─── Available records ───
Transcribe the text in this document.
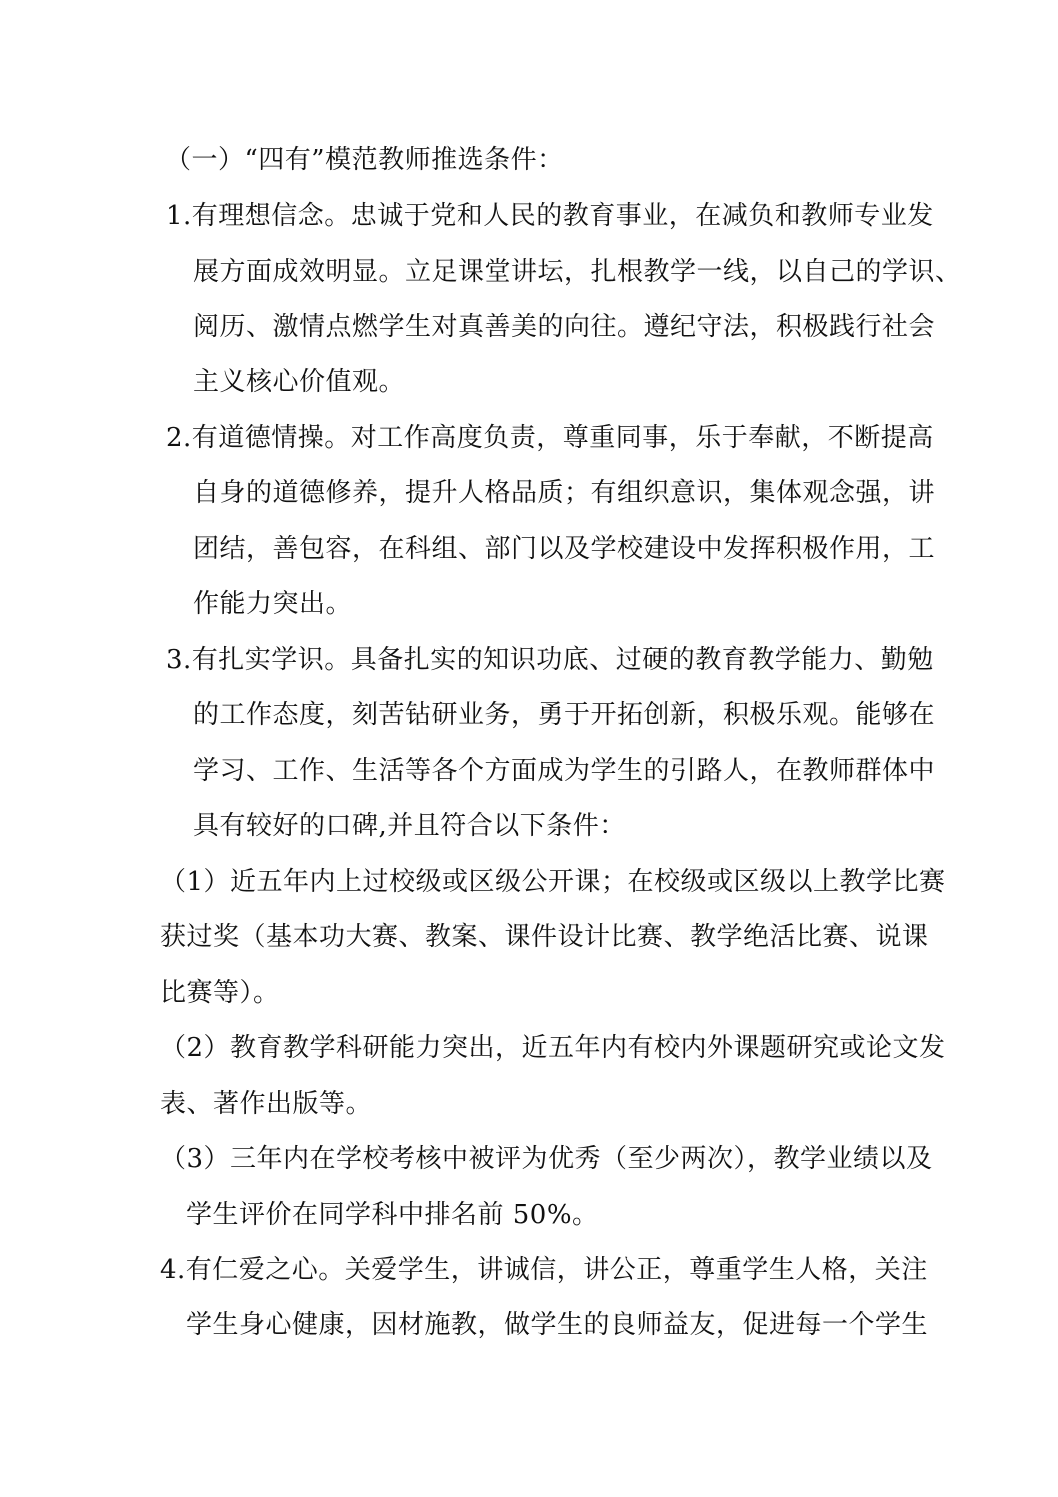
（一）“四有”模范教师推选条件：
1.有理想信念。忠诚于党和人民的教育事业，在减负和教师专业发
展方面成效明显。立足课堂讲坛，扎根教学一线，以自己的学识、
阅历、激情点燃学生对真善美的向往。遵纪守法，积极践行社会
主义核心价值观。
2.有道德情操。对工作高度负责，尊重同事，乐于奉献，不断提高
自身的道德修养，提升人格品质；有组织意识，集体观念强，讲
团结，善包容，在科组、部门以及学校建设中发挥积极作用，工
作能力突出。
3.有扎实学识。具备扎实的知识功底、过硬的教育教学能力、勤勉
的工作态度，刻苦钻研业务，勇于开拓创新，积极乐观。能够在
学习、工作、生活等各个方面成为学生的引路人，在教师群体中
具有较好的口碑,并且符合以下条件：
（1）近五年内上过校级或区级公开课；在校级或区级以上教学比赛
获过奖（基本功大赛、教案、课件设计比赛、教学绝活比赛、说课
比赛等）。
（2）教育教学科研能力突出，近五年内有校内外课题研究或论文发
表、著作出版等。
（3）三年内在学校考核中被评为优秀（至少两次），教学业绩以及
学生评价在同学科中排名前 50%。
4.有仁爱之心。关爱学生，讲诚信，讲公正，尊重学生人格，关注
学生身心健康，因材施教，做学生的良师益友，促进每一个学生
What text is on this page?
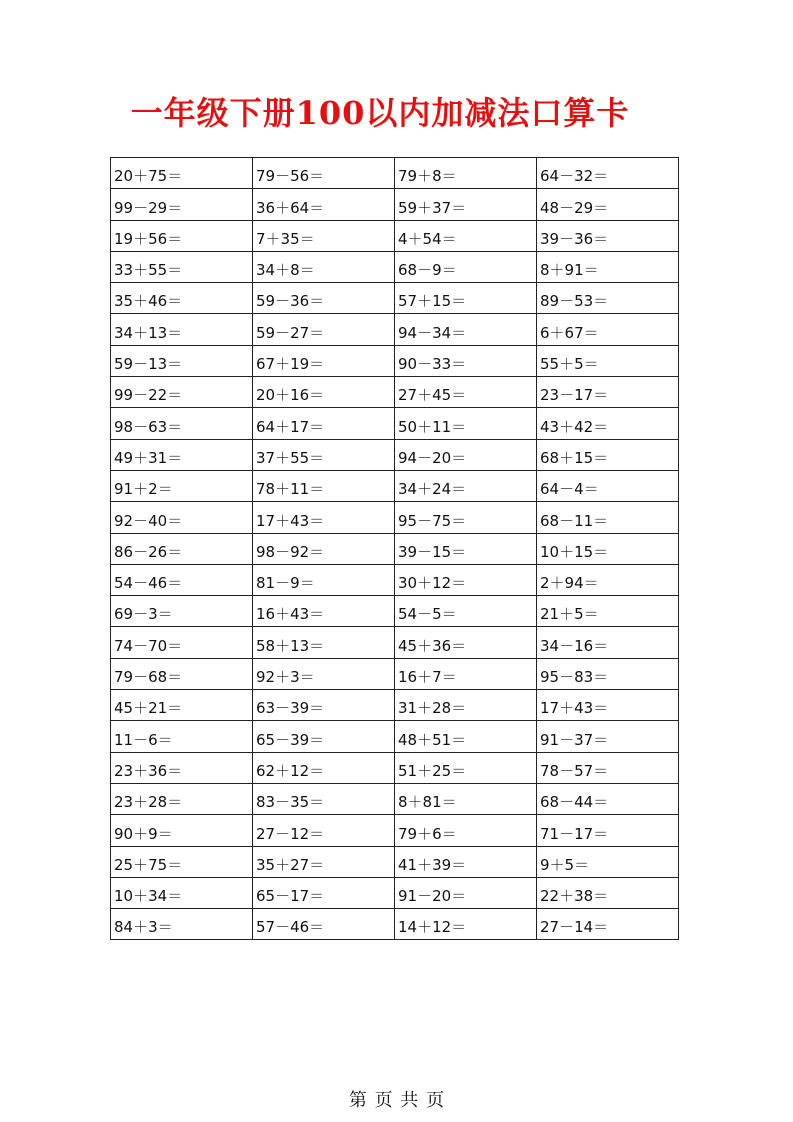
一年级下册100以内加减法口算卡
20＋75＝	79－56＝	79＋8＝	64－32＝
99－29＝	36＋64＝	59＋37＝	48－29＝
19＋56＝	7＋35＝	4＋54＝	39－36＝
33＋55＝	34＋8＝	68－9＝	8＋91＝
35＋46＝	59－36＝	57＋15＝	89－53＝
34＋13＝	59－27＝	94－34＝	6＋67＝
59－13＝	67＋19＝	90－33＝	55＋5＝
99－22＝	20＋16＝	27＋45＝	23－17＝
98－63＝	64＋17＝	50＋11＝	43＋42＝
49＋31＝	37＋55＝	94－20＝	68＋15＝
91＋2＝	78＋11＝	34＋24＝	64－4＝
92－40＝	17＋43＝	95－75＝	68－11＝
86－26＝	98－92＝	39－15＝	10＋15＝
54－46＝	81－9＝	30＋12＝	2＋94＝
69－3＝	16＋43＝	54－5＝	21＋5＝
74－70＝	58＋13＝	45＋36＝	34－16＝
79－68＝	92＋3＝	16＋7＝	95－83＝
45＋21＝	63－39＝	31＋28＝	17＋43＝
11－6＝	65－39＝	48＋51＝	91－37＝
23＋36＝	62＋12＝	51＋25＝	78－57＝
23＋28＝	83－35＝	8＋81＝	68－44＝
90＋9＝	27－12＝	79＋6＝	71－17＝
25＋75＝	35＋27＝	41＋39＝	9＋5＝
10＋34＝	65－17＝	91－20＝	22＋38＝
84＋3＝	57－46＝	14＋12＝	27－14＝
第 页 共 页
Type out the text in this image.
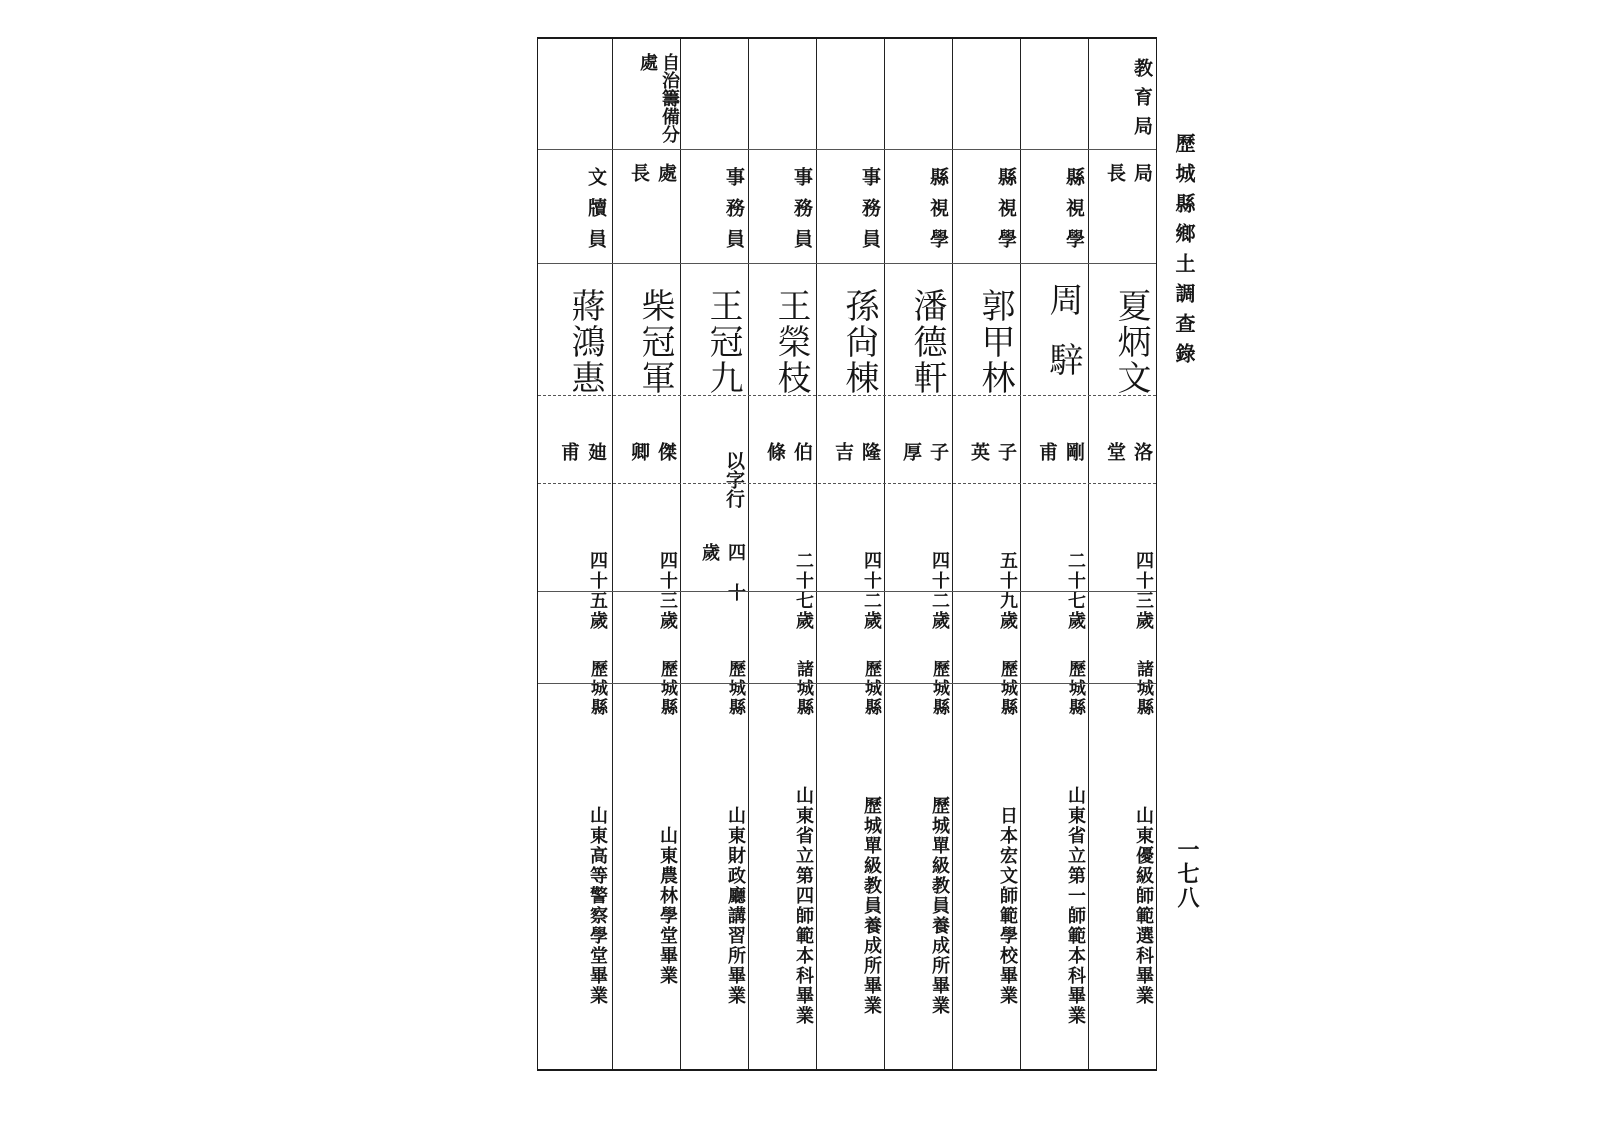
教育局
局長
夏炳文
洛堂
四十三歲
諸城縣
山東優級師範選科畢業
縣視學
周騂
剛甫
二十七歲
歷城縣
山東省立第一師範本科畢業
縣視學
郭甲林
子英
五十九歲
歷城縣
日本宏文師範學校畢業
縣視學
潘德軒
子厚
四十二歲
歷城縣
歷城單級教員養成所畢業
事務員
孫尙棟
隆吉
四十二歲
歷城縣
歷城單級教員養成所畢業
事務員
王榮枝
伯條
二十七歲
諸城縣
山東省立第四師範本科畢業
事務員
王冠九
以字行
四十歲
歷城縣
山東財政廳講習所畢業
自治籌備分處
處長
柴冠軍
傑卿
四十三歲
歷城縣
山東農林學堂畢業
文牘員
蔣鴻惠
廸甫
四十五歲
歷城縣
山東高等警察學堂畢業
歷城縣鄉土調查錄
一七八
───
Leave out the pictures and transcribe the entries above exactly.

Transcribe the text in this document.
（一）“四有”模范教师推选条件：
1.有理想信念。忠诚于党和人民的教育事业，在减负和教师专业发
展方面成效明显。立足课堂讲坛，扎根教学一线，以自己的学识、
阅历、激情点燃学生对真善美的向往。遵纪守法，积极践行社会
主义核心价值观。
2.有道德情操。对工作高度负责，尊重同事，乐于奉献，不断提高
自身的道德修养，提升人格品质；有组织意识，集体观念强，讲
团结，善包容，在科组、部门以及学校建设中发挥积极作用，工
作能力突出。
3.有扎实学识。具备扎实的知识功底、过硬的教育教学能力、勤勉
的工作态度，刻苦钻研业务，勇于开拓创新，积极乐观。能够在
学习、工作、生活等各个方面成为学生的引路人，在教师群体中
具有较好的口碑,并且符合以下条件：
（1）近五年内上过校级或区级公开课；在校级或区级以上教学比赛
获过奖（基本功大赛、教案、课件设计比赛、教学绝活比赛、说课
比赛等）。
（2）教育教学科研能力突出，近五年内有校内外课题研究或论文发
表、著作出版等。
（3）三年内在学校考核中被评为优秀（至少两次），教学业绩以及
学生评价在同学科中排名前 50%。
4.有仁爱之心。关爱学生，讲诚信，讲公正，尊重学生人格，关注
学生身心健康，因材施教，做学生的良师益友，促进每一个学生
What text is on this page?
一年级下册100以内加减法口算卡
20＋75＝	79－56＝	79＋8＝	64－32＝
99－29＝	36＋64＝	59＋37＝	48－29＝
19＋56＝	7＋35＝	4＋54＝	39－36＝
33＋55＝	34＋8＝	68－9＝	8＋91＝
35＋46＝	59－36＝	57＋15＝	89－53＝
34＋13＝	59－27＝	94－34＝	6＋67＝
59－13＝	67＋19＝	90－33＝	55＋5＝
99－22＝	20＋16＝	27＋45＝	23－17＝
98－63＝	64＋17＝	50＋11＝	43＋42＝
49＋31＝	37＋55＝	94－20＝	68＋15＝
91＋2＝	78＋11＝	34＋24＝	64－4＝
92－40＝	17＋43＝	95－75＝	68－11＝
86－26＝	98－92＝	39－15＝	10＋15＝
54－46＝	81－9＝	30＋12＝	2＋94＝
69－3＝	16＋43＝	54－5＝	21＋5＝
74－70＝	58＋13＝	45＋36＝	34－16＝
79－68＝	92＋3＝	16＋7＝	95－83＝
45＋21＝	63－39＝	31＋28＝	17＋43＝
11－6＝	65－39＝	48＋51＝	91－37＝
23＋36＝	62＋12＝	51＋25＝	78－57＝
23＋28＝	83－35＝	8＋81＝	68－44＝
90＋9＝	27－12＝	79＋6＝	71－17＝
25＋75＝	35＋27＝	41＋39＝	9＋5＝
10＋34＝	65－17＝	91－20＝	22＋38＝
84＋3＝	57－46＝	14＋12＝	27－14＝
第 页 共 页
Type out the text in this image.
教育局
局長
夏炳文
洛堂
四十三歲
諸城縣
山東優級師範選科畢業
縣視學
周騂
剛甫
二十七歲
歷城縣
山東省立第一師範本科畢業
縣視學
郭甲林
子英
五十九歲
歷城縣
日本宏文師範學校畢業
縣視學
潘德軒
子厚
四十二歲
歷城縣
歷城單級教員養成所畢業
事務員
孫尙棟
隆吉
四十二歲
歷城縣
歷城單級教員養成所畢業
事務員
王榮枝
伯條
二十七歲
諸城縣
山東省立第四師範本科畢業
事務員
王冠九
以字行
四十歲
歷城縣
山東財政廳講習所畢業
自治籌備分處
處長
柴冠軍
傑卿
四十三歲
歷城縣
山東農林學堂畢業
文牘員
蔣鴻惠
廸甫
四十五歲
歷城縣
山東高等警察學堂畢業
歷城縣鄉土調查錄
一七八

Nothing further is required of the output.